#### RECORDS FOR PROCESSING
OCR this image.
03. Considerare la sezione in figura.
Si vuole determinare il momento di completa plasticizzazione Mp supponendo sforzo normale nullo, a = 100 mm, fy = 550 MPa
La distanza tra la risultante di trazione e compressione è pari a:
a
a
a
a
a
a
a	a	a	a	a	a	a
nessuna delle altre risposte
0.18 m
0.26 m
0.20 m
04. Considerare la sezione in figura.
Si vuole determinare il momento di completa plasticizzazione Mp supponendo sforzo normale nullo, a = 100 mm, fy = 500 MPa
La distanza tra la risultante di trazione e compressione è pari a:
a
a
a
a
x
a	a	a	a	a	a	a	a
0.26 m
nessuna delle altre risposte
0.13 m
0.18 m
########
TASK TO COMPLETE » Copy out the full set of records precisely, leaving nothing out.

SOLUTION TO THE PROBLEM »
OCR this image.
03. Considerare la sezione in figura.
Si vuole determinare il momento di completa plasticizzazione Mp supponendo sforzo normale nullo, a = 100 mm, fy = 550 MPa
La distanza tra la risultante di trazione e compressione è pari a:
a
a
a
a
a
a
a	a	a	a	a	a	a
nessuna delle altre risposte
0.18 m
0.26 m
0.20 m
04. Considerare la sezione in figura.
Si vuole determinare il momento di completa plasticizzazione Mp supponendo sforzo normale nullo, a = 100 mm, fy = 500 MPa
La distanza tra la risultante di trazione e compressione è pari a:
a
a
a
a
x
a	a	a	a	a	a	a	a
0.26 m
nessuna delle altre risposte
0.13 m
0.18 m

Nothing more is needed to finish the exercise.